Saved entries
• • • • • • •
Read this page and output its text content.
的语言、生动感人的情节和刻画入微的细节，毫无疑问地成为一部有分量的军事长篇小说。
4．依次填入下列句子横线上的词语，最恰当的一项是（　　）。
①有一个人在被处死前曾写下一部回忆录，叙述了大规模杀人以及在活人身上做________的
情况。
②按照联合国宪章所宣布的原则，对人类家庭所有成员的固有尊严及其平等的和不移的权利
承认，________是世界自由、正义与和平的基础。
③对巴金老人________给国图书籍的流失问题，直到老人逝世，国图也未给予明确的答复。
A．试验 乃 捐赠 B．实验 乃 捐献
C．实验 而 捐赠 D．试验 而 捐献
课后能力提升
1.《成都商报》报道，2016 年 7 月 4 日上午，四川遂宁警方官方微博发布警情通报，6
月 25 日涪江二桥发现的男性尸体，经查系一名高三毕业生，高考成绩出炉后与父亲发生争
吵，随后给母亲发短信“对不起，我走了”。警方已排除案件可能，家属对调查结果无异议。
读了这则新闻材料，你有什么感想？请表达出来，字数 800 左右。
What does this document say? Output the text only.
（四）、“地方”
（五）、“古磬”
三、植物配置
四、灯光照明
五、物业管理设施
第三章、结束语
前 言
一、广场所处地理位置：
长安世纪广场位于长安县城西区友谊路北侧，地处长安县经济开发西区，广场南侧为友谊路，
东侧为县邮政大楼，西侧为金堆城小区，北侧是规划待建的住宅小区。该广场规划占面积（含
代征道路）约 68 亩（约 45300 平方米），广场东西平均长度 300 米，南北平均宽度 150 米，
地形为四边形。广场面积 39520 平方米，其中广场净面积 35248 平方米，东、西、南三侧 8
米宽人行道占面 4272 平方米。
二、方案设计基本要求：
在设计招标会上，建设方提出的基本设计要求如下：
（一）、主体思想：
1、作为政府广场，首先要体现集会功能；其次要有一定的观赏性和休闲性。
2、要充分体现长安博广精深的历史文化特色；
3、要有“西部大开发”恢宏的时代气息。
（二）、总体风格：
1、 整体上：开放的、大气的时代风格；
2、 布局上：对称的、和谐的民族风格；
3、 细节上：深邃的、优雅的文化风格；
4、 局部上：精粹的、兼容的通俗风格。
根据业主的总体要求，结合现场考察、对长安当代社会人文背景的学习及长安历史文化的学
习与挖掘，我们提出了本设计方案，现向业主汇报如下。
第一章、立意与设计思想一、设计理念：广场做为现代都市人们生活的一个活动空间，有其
• • • • • • •
Reproduce the records word for word.

**Solved exercise:**
Read this page and output its text content.
的语言、生动感人的情节和刻画入微的细节，毫无疑问地成为一部有分量的军事长篇小说。
4．依次填入下列句子横线上的词语，最恰当的一项是（　　）。
①有一个人在被处死前曾写下一部回忆录，叙述了大规模杀人以及在活人身上做________的
情况。
②按照联合国宪章所宣布的原则，对人类家庭所有成员的固有尊严及其平等的和不移的权利
承认，________是世界自由、正义与和平的基础。
③对巴金老人________给国图书籍的流失问题，直到老人逝世，国图也未给予明确的答复。
A．试验 乃 捐赠 B．实验 乃 捐献
C．实验 而 捐赠 D．试验 而 捐献
课后能力提升
1.《成都商报》报道，2016 年 7 月 4 日上午，四川遂宁警方官方微博发布警情通报，6
月 25 日涪江二桥发现的男性尸体，经查系一名高三毕业生，高考成绩出炉后与父亲发生争
吵，随后给母亲发短信“对不起，我走了”。警方已排除案件可能，家属对调查结果无异议。
读了这则新闻材料，你有什么感想？请表达出来，字数 800 左右。
What does this document say? Output the text only.
（四）、“地方”
（五）、“古磬”
三、植物配置
四、灯光照明
五、物业管理设施
第三章、结束语
前 言
一、广场所处地理位置：
长安世纪广场位于长安县城西区友谊路北侧，地处长安县经济开发西区，广场南侧为友谊路，
东侧为县邮政大楼，西侧为金堆城小区，北侧是规划待建的住宅小区。该广场规划占面积（含
代征道路）约 68 亩（约 45300 平方米），广场东西平均长度 300 米，南北平均宽度 150 米，
地形为四边形。广场面积 39520 平方米，其中广场净面积 35248 平方米，东、西、南三侧 8
米宽人行道占面 4272 平方米。
二、方案设计基本要求：
在设计招标会上，建设方提出的基本设计要求如下：
（一）、主体思想：
1、作为政府广场，首先要体现集会功能；其次要有一定的观赏性和休闲性。
2、要充分体现长安博广精深的历史文化特色；
3、要有“西部大开发”恢宏的时代气息。
（二）、总体风格：
1、 整体上：开放的、大气的时代风格；
2、 布局上：对称的、和谐的民族风格；
3、 细节上：深邃的、优雅的文化风格；
4、 局部上：精粹的、兼容的通俗风格。
根据业主的总体要求，结合现场考察、对长安当代社会人文背景的学习及长安历史文化的学
习与挖掘，我们提出了本设计方案，现向业主汇报如下。
第一章、立意与设计思想一、设计理念：广场做为现代都市人们生活的一个活动空间，有其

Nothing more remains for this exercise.